◆ Your tasks:
**1.** Revise the RoBERTa training notebook, starting with "## Preprocessing" and going on through "section_name = section_name.lower().strip()", so that "raw_section_name" reads "heading_text" everywhere it occurs.
**2.** In the multimodal RoBERTa training notebook, which optimizer is imported from torch.optim?
**3.** Resume the multimodal RoBERTa training notebook after its final line, writing the code that comes next.

◆ Selected extract:
────────────────

# Multimodal RoBERTa Training

Used for all 3 methods:
* Text concatenation with [SEP] token.
* Text combination as sentence.
* Vector concatenation.

## Run this if you are using google colab

In [None]:
!pip install multimodal_transformers

In [1]:
from google.colab import drive
drive.mount('/content/drive')

Mounted at /content/drive


## Import packages and read data

In [2]:
import numpy as np
import matplotlib.pyplot as plt
import pandas as pd
import json
import torch
import re
import seaborn as sns
from torch.optim import AdamW
from tqdm.notebook import tqdm
from sklearn.metrics import accuracy_score, f1_score, confusion_matrix, classification_report
from transformers import RobertaTokenizer, RobertaForSequenceClassification, get_linear_schedule_with_warmup, AutoConfig, EvalPrediction
from collections import defaultdict, Counter
from sklearn.preprocessing import LabelEncoder

from multimodal_transformers.model import TabularConfig
from multimodal_transformers.model import AutoModelWithTabular
from multimodal_transformers.data import load_data


sns.set_theme()


# Torch
device = torch.device('cuda' if torch.cuda.is_available() else 'cpu')
device

device(type='cuda')

In [3]:
# train_df = pd.read_json(path_or_buf=r'./drive/MyDrive/scicite/train.jsonl', lines=True)
# test_df = pd.read_json(path_or_buf=r'./drive/MyDrive/scicite/test.jsonl', lines=True)
# val_df = pd.read_json(path_or_buf=r'./drive/MyDrive/scicite/dev.jsonl', lines=True)

train_df = pd.read_json(path_or_buf=r'../scicite/train.jsonl', lines=True)
test_df = pd.read_json(path_or_buf=r'../scicite/test.jsonl', lines=True)
val_df = pd.read_json(path_or_buf=r'../scicite/dev.jsonl', lines=True)

## Preprocessing

In [4]:
def parse_section_name(raw_section_name):
    if raw_section_name is None or not raw_section_name.strip():
        return "unknown"
    for i, c in enumerate(raw_section_name):
        if c.isalpha():
            break
    section_name = raw_section_name[i:]
    section_name = section_name.lower().strip()

    # Map to discrete categories
    sn_mappings = {"discussion": {"discussion", "evaluation", "general discussion", "discussion and conclusions", "technical considerations",
                                  "discussion, limitations and conclusion",
                                 },
                   "introduction": {"introduction", "related work", "related works"},
                   "method": {"methods", "experiments", "methodology", "implementation", "experimental setup", "experimental design",
                              "implementation details", "experiment", "numerical experiments", "setup", "experimental settings", "experimental setting",
                              "experiment setup",
                             },
                   "results": {"results", "results and discussion", "conclusions", "experimental results", "conclusion", "results & discussion",
                               "findings",
                              },
                   "background": {"background", "present address:"},
                   "material and methods": {"materials and methods"}
                  }
    for k, sns in sn_mappings.items():
        if section_name in sns:
            return k
    return "unknown"

────────────────

◆ Material provided:
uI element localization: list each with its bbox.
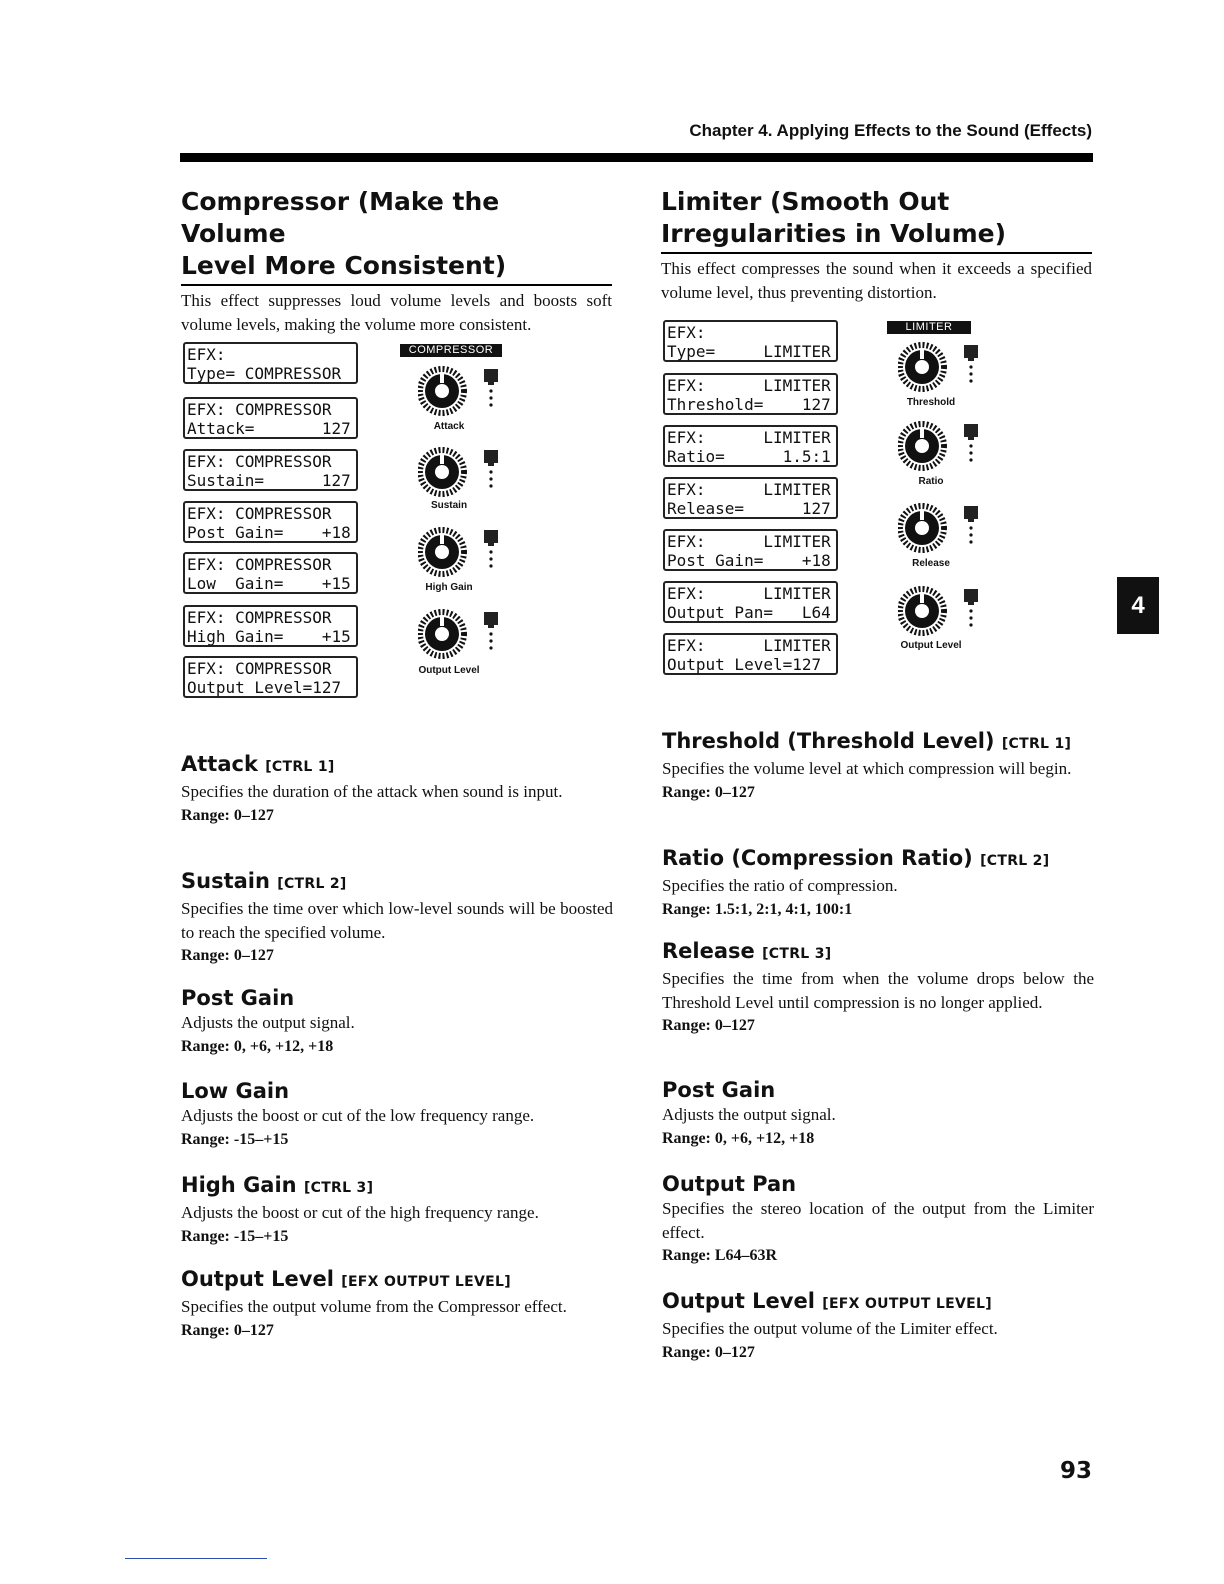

────────────────

◆ Set of answers:
**1.**
## Preprocessing

In [4]:
def parse_section_name(heading_text):
    if heading_text is None or not heading_text.strip():
        return "unknown"
    for i, c in enumerate(heading_text):
        if c.isalpha():
            break
    section_name = heading_text[i:]
    section_name = section_name.lower().strip()

**2.** AdamW

**3.**
train_df["sectionName"] = train_df["sectionName"].apply(parse_section_name)
test_df["sectionName"] = test_df["sectionName"].apply(parse_section_name)
val_df["sectionName"] = val_df["sectionName"].apply(parse_section_name)

In [None]:
# Either bin label confidence or use it as it is
train_df["label_confidence"] = (train_df["label_confidence"].round(1) - 0.6).multiply(10).apply(lambda x: "1" if pd.isnull(x) else str(int(x)))
test_df["label_confidence"] = (test_df["label_confidence"].round(1) - 0.6).multiply(10).apply(lambda x: "1" if pd.isnull(x) else str(int(x)))
val_df["label_confidence"] = (val_df["label_confidence"].round(1) - 0.6).multiply(10).apply(lambda x: "1" if pd.isnull(x) else str(int(x)))
# train_df["label_confidence"] = train_df["label_confidence"].fillna(0.87)  # Replace nans with mean of label confidence.

In [6]:
# Label Encoder
label_encoder = LabelEncoder()
train_df['label'] = label_encoder.fit_transform(train_df['label'].values)
test_df['label'] = label_encoder.transform(test_df['label'].values)
val_df['label'] = label_encoder.transform(val_df['label'].values)

In [None]:
def get_label_confidence(lc_bin):
    mapper = ("very low", "low", "medium", "high", "very high")
    return mapper[int(lc_bin)]

train_df["label_confidence"] = train_df["label_confidence"].apply(get_label_confidence)
test_df["label_confidence"] = test_df["label_confidence"].apply(get_label_confidence)
val_df["label_confidence"] = val_df["label_confidence"].apply(get_label_confidence)

In [None]:
def get_proper_source(raw_source):
    mapper = {"explicit": "explicit",
              "properNoun": "proper noun",
              "acronym": "acronym",
              "acronymParen": "acronym paren",
              "andPhrase": "and phrase",
              "etAlPhrase": "et al phrase",
              None: "unknown",
              }
    return mapper[raw_source]

train_df["source"] = train_df["source"].apply(get_proper_source)
test_df["source"] = test_df["source"].apply(get_proper_source)
val_df["source"] = val_df["source"].apply(get_proper_source)

In [None]:
# Remove citations
def remove_cites(text):
    """
    There are still citations that are not in the brackets. E.g. "In the study by Hickey et al. (2012), spikes were sampled from the field at the..."
    """
    text = re.sub("\s*\[[^\[]*\]", "", text)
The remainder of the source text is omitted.